◆ Exercise brief: All entries should be output exactly as they stand.

▶

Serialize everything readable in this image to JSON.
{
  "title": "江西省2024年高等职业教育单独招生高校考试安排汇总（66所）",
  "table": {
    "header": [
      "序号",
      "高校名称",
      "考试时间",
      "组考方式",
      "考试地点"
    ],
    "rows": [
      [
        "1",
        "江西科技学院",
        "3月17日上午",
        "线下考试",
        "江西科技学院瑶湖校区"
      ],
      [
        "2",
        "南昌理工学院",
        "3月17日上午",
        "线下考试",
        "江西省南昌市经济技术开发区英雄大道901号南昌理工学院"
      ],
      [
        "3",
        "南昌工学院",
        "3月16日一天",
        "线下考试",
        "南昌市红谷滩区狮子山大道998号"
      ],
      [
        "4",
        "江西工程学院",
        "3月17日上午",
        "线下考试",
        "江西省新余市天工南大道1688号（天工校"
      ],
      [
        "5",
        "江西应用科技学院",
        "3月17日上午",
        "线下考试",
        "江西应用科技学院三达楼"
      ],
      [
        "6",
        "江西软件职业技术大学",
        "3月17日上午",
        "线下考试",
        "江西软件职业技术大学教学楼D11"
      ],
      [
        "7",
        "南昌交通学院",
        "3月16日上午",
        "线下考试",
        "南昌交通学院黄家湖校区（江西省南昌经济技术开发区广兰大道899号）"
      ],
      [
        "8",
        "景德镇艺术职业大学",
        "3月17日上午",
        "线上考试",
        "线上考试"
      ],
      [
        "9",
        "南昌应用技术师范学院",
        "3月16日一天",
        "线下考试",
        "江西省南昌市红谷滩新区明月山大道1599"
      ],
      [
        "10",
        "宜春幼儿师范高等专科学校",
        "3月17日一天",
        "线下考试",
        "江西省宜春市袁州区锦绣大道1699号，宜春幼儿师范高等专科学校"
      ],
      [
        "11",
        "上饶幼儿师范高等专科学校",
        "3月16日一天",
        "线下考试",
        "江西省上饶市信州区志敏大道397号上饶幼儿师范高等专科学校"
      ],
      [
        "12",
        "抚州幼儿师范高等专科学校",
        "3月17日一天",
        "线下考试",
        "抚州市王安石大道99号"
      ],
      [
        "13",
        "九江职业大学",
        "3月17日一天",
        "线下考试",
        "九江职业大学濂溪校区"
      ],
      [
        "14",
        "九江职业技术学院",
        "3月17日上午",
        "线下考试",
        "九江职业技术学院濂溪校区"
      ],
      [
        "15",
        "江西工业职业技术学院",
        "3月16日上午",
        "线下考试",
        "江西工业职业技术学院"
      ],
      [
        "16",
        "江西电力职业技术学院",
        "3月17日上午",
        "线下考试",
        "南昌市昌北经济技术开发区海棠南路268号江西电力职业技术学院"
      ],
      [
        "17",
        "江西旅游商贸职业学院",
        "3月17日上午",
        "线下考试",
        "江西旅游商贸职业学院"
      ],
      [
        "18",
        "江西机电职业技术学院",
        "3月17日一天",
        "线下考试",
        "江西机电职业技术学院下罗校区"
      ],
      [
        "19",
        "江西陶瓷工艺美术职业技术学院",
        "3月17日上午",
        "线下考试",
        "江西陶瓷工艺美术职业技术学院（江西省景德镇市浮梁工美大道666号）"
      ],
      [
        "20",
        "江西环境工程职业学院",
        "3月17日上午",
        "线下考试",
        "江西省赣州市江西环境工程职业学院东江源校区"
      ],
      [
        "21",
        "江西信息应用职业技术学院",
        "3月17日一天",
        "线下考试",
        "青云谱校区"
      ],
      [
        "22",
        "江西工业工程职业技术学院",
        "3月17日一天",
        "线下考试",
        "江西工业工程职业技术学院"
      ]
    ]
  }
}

◀

◆ Full response:
Serialize everything readable in this image to JSON.
{
  "title": "江西省2024年高等职业教育单独招生高校考试安排汇总（66所）",
  "table": {
    "header": [
      "序号",
      "高校名称",
      "考试时间",
      "组考方式",
      "考试地点"
    ],
    "rows": [
      [
        "1",
        "江西科技学院",
        "3月17日上午",
        "线下考试",
        "江西科技学院瑶湖校区"
      ],
      [
        "2",
        "南昌理工学院",
        "3月17日上午",
        "线下考试",
        "江西省南昌市经济技术开发区英雄大道901号南昌理工学院"
      ],
      [
        "3",
        "南昌工学院",
        "3月16日一天",
        "线下考试",
        "南昌市红谷滩区狮子山大道998号"
      ],
      [
        "4",
        "江西工程学院",
        "3月17日上午",
        "线下考试",
        "江西省新余市天工南大道1688号（天工校"
      ],
      [
        "5",
        "江西应用科技学院",
        "3月17日上午",
        "线下考试",
        "江西应用科技学院三达楼"
      ],
      [
        "6",
        "江西软件职业技术大学",
        "3月17日上午",
        "线下考试",
        "江西软件职业技术大学教学楼D11"
      ],
      [
        "7",
        "南昌交通学院",
        "3月16日上午",
        "线下考试",
        "南昌交通学院黄家湖校区（江西省南昌经济技术开发区广兰大道899号）"
      ],
      [
        "8",
        "景德镇艺术职业大学",
        "3月17日上午",
        "线上考试",
        "线上考试"
      ],
      [
        "9",
        "南昌应用技术师范学院",
        "3月16日一天",
        "线下考试",
        "江西省南昌市红谷滩新区明月山大道1599"
      ],
      [
        "10",
        "宜春幼儿师范高等专科学校",
        "3月17日一天",
        "线下考试",
        "江西省宜春市袁州区锦绣大道1699号，宜春幼儿师范高等专科学校"
      ],
      [
        "11",
        "上饶幼儿师范高等专科学校",
        "3月16日一天",
        "线下考试",
        "江西省上饶市信州区志敏大道397号上饶幼儿师范高等专科学校"
      ],
      [
        "12",
        "抚州幼儿师范高等专科学校",
        "3月17日一天",
        "线下考试",
        "抚州市王安石大道99号"
      ],
      [
        "13",
        "九江职业大学",
        "3月17日一天",
        "线下考试",
        "九江职业大学濂溪校区"
      ],
      [
        "14",
        "九江职业技术学院",
        "3月17日上午",
        "线下考试",
        "九江职业技术学院濂溪校区"
      ],
      [
        "15",
        "江西工业职业技术学院",
        "3月16日上午",
        "线下考试",
        "江西工业职业技术学院"
      ],
      [
        "16",
        "江西电力职业技术学院",
        "3月17日上午",
        "线下考试",
        "南昌市昌北经济技术开发区海棠南路268号江西电力职业技术学院"
      ],
      [
        "17",
        "江西旅游商贸职业学院",
        "3月17日上午",
        "线下考试",
        "江西旅游商贸职业学院"
      ],
      [
        "18",
        "江西机电职业技术学院",
        "3月17日一天",
        "线下考试",
        "江西机电职业技术学院下罗校区"
      ],
      [
        "19",
        "江西陶瓷工艺美术职业技术学院",
        "3月17日上午",
        "线下考试",
        "江西陶瓷工艺美术职业技术学院（江西省景德镇市浮梁工美大道666号）"
      ],
      [
        "20",
        "江西环境工程职业学院",
        "3月17日上午",
        "线下考试",
        "江西省赣州市江西环境工程职业学院东江源校区"
      ],
      [
        "21",
        "江西信息应用职业技术学院",
        "3月17日一天",
        "线下考试",
        "青云谱校区"
      ],
      [
        "22",
        "江西工业工程职业技术学院",
        "3月17日一天",
        "线下考试",
        "江西工业工程职业技术学院"
      ]
    ]
  }
}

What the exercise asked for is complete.